■ Work to complete ■
Say how many lines in the records include the string "compute", adding no other words.

*-*-*

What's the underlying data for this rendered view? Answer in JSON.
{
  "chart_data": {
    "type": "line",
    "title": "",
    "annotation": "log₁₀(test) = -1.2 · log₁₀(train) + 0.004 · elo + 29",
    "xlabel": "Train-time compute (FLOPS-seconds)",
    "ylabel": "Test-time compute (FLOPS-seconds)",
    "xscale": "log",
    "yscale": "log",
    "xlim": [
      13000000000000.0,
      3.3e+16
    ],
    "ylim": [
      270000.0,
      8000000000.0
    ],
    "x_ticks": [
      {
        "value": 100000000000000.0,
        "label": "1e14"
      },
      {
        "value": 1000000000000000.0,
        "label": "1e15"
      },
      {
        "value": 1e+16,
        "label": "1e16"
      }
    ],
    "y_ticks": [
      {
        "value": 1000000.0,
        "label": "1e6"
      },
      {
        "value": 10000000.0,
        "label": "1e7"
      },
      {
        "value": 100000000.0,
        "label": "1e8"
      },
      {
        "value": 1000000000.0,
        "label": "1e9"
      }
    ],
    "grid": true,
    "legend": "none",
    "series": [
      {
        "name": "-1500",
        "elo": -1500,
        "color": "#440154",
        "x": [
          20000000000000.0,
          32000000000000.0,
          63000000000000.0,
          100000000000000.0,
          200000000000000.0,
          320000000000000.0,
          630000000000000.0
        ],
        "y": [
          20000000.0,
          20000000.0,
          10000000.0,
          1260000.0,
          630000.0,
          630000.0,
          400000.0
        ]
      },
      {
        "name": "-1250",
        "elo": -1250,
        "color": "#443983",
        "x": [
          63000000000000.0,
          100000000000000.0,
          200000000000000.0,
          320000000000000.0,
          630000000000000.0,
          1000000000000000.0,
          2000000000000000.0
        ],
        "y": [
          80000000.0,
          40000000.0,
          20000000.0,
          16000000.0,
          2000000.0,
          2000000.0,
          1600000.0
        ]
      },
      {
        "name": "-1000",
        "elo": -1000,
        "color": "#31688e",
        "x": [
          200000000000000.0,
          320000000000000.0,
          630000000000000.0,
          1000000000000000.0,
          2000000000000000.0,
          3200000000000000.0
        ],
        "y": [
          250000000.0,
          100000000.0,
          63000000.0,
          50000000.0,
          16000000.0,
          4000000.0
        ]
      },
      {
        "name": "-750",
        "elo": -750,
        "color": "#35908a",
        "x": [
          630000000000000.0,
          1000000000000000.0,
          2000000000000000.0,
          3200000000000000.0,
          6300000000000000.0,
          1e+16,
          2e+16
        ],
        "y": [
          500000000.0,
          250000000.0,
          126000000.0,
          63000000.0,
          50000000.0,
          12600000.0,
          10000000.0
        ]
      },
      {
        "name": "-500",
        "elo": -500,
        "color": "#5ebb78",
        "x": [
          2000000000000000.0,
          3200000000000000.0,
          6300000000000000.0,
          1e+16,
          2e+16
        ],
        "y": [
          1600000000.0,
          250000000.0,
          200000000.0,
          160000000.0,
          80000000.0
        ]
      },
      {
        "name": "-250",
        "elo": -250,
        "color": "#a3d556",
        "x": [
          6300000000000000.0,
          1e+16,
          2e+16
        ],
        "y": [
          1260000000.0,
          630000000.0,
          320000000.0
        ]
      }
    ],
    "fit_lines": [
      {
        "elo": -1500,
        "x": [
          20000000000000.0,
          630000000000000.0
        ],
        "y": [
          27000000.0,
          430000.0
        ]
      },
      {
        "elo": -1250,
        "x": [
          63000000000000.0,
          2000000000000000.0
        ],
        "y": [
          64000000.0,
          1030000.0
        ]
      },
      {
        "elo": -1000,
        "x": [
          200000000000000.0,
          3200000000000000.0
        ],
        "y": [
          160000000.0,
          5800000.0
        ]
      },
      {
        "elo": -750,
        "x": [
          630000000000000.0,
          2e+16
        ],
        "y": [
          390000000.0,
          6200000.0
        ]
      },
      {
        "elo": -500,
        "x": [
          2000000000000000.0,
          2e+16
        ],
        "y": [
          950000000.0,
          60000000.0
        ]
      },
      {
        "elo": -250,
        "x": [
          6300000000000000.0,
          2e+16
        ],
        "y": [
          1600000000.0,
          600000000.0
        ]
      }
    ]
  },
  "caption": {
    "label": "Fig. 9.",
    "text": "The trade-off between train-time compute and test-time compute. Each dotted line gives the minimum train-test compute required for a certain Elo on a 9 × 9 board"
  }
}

*-*-*

■ The solution ■
3